Check each line for the string "this" and give only the count of lines that have it.

** Begin Entries **

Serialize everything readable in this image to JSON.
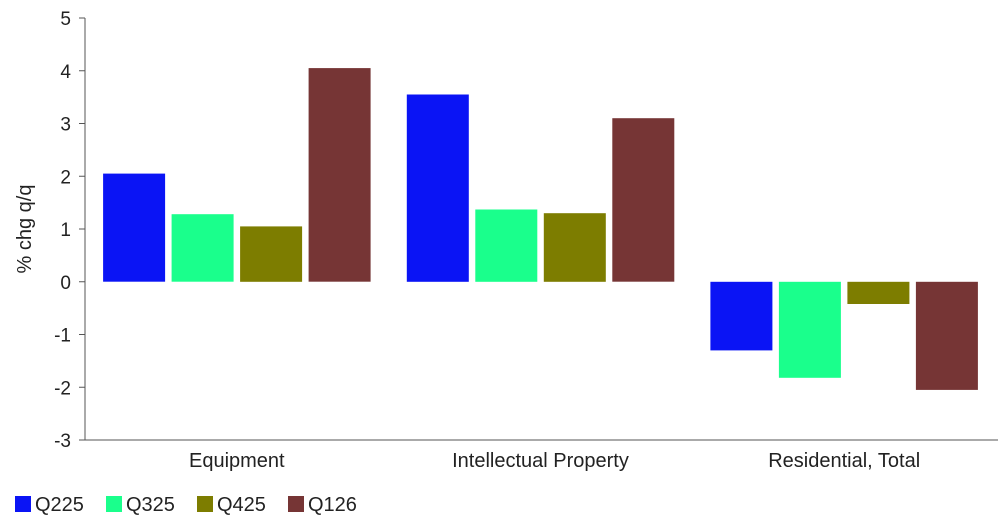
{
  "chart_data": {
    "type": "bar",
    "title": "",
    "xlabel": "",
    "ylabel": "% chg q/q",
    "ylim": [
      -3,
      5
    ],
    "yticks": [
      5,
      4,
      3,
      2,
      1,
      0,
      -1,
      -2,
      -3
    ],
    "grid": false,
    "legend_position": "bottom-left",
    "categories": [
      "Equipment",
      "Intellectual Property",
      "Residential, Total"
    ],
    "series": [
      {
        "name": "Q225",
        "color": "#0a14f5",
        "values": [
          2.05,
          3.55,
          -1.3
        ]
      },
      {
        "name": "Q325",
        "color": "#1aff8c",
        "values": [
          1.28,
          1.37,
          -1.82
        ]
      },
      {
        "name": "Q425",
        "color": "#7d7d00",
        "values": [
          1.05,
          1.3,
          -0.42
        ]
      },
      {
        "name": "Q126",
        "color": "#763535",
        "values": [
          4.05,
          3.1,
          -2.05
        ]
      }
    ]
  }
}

** End Entries **
** Begin Entries **

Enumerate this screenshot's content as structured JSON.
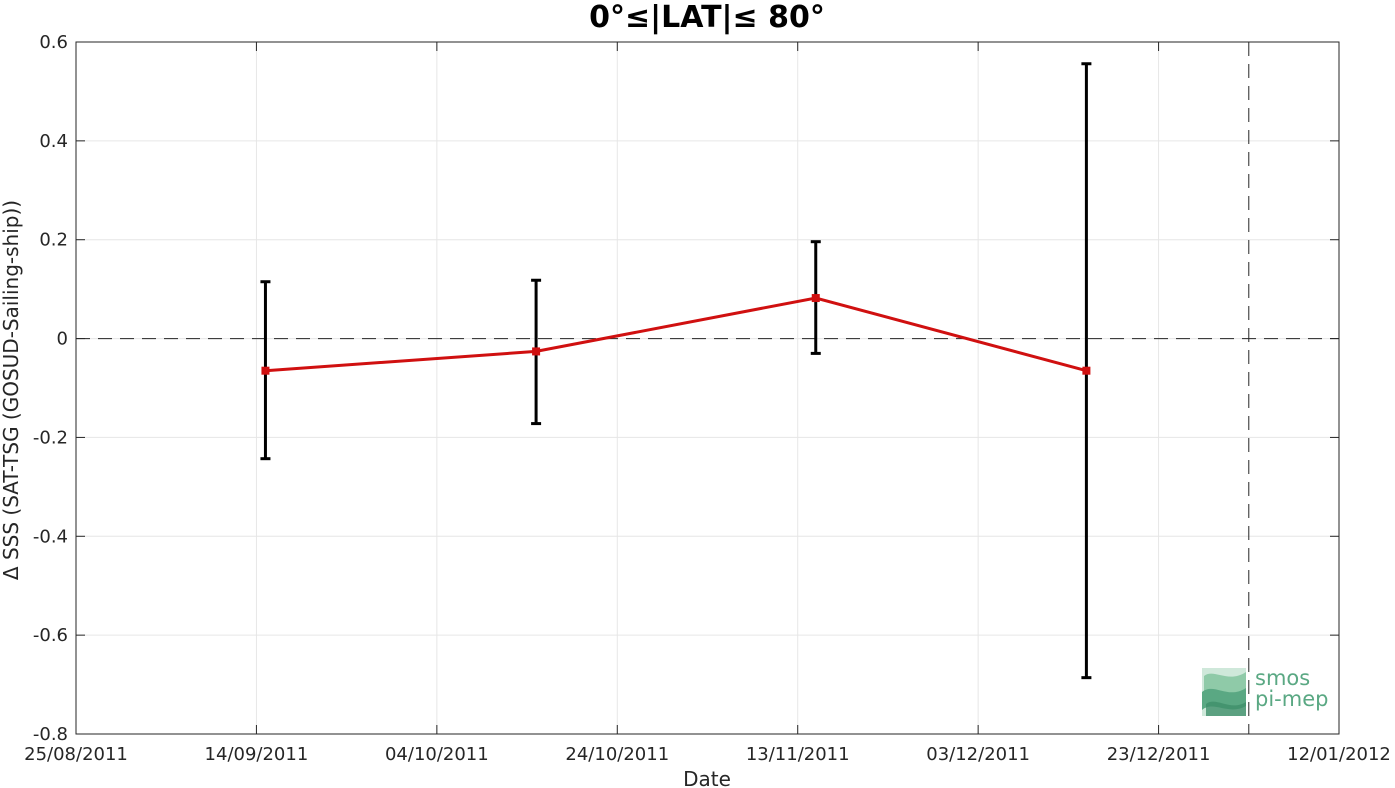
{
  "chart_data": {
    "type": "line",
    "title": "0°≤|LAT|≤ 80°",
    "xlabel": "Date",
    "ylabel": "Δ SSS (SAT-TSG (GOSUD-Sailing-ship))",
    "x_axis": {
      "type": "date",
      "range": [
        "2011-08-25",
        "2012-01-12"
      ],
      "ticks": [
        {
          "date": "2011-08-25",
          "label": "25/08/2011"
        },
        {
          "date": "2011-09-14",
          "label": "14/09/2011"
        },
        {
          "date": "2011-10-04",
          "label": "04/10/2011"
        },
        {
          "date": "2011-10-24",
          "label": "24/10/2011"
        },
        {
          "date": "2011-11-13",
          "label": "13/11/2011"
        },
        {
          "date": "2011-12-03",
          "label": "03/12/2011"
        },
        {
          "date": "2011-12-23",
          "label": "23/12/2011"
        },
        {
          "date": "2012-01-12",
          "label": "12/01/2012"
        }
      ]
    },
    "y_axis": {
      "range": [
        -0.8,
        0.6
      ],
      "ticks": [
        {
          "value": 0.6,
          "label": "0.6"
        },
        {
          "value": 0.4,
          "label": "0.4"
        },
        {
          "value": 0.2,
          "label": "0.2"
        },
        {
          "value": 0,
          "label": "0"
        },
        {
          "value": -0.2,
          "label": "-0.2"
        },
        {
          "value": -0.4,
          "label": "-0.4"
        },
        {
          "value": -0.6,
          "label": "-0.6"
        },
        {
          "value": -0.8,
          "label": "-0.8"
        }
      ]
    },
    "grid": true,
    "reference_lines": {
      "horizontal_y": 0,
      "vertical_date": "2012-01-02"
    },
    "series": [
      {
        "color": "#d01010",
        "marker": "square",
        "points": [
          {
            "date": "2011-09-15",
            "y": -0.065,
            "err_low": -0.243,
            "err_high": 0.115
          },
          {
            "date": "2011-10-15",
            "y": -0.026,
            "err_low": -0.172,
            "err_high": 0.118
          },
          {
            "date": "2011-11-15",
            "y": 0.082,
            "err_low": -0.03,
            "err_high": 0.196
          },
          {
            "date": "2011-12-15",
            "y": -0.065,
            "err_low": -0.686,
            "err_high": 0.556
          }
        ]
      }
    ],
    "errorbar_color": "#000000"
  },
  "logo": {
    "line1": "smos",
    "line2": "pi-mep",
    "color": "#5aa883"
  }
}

** End Entries **

- [The completed task]: 2